[start of Stored rows]

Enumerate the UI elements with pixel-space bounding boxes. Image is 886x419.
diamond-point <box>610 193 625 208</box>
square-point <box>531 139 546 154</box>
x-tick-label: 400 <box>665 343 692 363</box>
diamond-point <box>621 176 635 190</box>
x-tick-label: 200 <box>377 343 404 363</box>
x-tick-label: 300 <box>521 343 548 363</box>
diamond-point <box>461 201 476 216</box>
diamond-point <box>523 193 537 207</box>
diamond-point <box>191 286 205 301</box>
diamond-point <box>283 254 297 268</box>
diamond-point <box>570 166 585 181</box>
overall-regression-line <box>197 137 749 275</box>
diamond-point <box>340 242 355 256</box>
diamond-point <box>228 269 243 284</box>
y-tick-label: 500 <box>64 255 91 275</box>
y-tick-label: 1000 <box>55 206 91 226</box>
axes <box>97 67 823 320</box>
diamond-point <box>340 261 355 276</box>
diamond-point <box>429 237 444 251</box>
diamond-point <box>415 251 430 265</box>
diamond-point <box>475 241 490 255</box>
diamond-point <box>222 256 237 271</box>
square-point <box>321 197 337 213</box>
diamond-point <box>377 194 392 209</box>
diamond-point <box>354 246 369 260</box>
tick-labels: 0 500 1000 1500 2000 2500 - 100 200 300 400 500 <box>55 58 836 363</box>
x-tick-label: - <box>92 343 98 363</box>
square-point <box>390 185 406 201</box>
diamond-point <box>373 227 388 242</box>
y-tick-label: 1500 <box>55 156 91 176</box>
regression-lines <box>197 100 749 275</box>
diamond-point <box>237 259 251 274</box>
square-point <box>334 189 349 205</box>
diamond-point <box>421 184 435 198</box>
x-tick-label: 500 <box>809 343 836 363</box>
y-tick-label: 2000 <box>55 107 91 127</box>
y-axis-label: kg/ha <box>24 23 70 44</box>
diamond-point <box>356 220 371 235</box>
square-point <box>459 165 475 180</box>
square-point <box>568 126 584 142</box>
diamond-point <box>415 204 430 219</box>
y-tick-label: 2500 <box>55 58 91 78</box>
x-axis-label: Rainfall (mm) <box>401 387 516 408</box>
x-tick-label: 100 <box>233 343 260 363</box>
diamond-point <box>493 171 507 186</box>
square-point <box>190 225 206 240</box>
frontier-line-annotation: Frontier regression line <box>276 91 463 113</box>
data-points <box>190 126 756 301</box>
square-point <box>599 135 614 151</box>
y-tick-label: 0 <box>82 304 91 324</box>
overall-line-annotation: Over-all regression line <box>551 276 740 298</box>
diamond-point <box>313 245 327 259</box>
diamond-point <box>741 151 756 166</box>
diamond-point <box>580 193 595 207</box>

[end of Stored rows]

Goal → Please reproduce every row above word for word, with each line unchanged and in its original order.

Expected output →
Enumerate the UI elements with pixel-space bounding boxes. Image is 886x419.
diamond-point <box>610 193 625 208</box>
square-point <box>531 139 546 154</box>
x-tick-label: 400 <box>665 343 692 363</box>
diamond-point <box>621 176 635 190</box>
x-tick-label: 200 <box>377 343 404 363</box>
x-tick-label: 300 <box>521 343 548 363</box>
diamond-point <box>461 201 476 216</box>
diamond-point <box>523 193 537 207</box>
diamond-point <box>191 286 205 301</box>
diamond-point <box>283 254 297 268</box>
diamond-point <box>570 166 585 181</box>
overall-regression-line <box>197 137 749 275</box>
diamond-point <box>340 242 355 256</box>
diamond-point <box>228 269 243 284</box>
y-tick-label: 500 <box>64 255 91 275</box>
y-tick-label: 1000 <box>55 206 91 226</box>
axes <box>97 67 823 320</box>
diamond-point <box>340 261 355 276</box>
diamond-point <box>429 237 444 251</box>
diamond-point <box>415 251 430 265</box>
diamond-point <box>475 241 490 255</box>
diamond-point <box>222 256 237 271</box>
square-point <box>321 197 337 213</box>
diamond-point <box>377 194 392 209</box>
diamond-point <box>354 246 369 260</box>
tick-labels: 0 500 1000 1500 2000 2500 - 100 200 300 400 500 <box>55 58 836 363</box>
x-tick-label: - <box>92 343 98 363</box>
square-point <box>390 185 406 201</box>
diamond-point <box>373 227 388 242</box>
y-tick-label: 1500 <box>55 156 91 176</box>
regression-lines <box>197 100 749 275</box>
diamond-point <box>237 259 251 274</box>
square-point <box>334 189 349 205</box>
diamond-point <box>421 184 435 198</box>
x-tick-label: 500 <box>809 343 836 363</box>
y-tick-label: 2000 <box>55 107 91 127</box>
y-axis-label: kg/ha <box>24 23 70 44</box>
diamond-point <box>356 220 371 235</box>
square-point <box>459 165 475 180</box>
square-point <box>568 126 584 142</box>
diamond-point <box>415 204 430 219</box>
y-tick-label: 2500 <box>55 58 91 78</box>
x-axis-label: Rainfall (mm) <box>401 387 516 408</box>
x-tick-label: 100 <box>233 343 260 363</box>
diamond-point <box>493 171 507 186</box>
square-point <box>190 225 206 240</box>
frontier-line-annotation: Frontier regression line <box>276 91 463 113</box>
data-points <box>190 126 756 301</box>
square-point <box>599 135 614 151</box>
y-tick-label: 0 <box>82 304 91 324</box>
overall-line-annotation: Over-all regression line <box>551 276 740 298</box>
diamond-point <box>313 245 327 259</box>
diamond-point <box>741 151 756 166</box>
diamond-point <box>580 193 595 207</box>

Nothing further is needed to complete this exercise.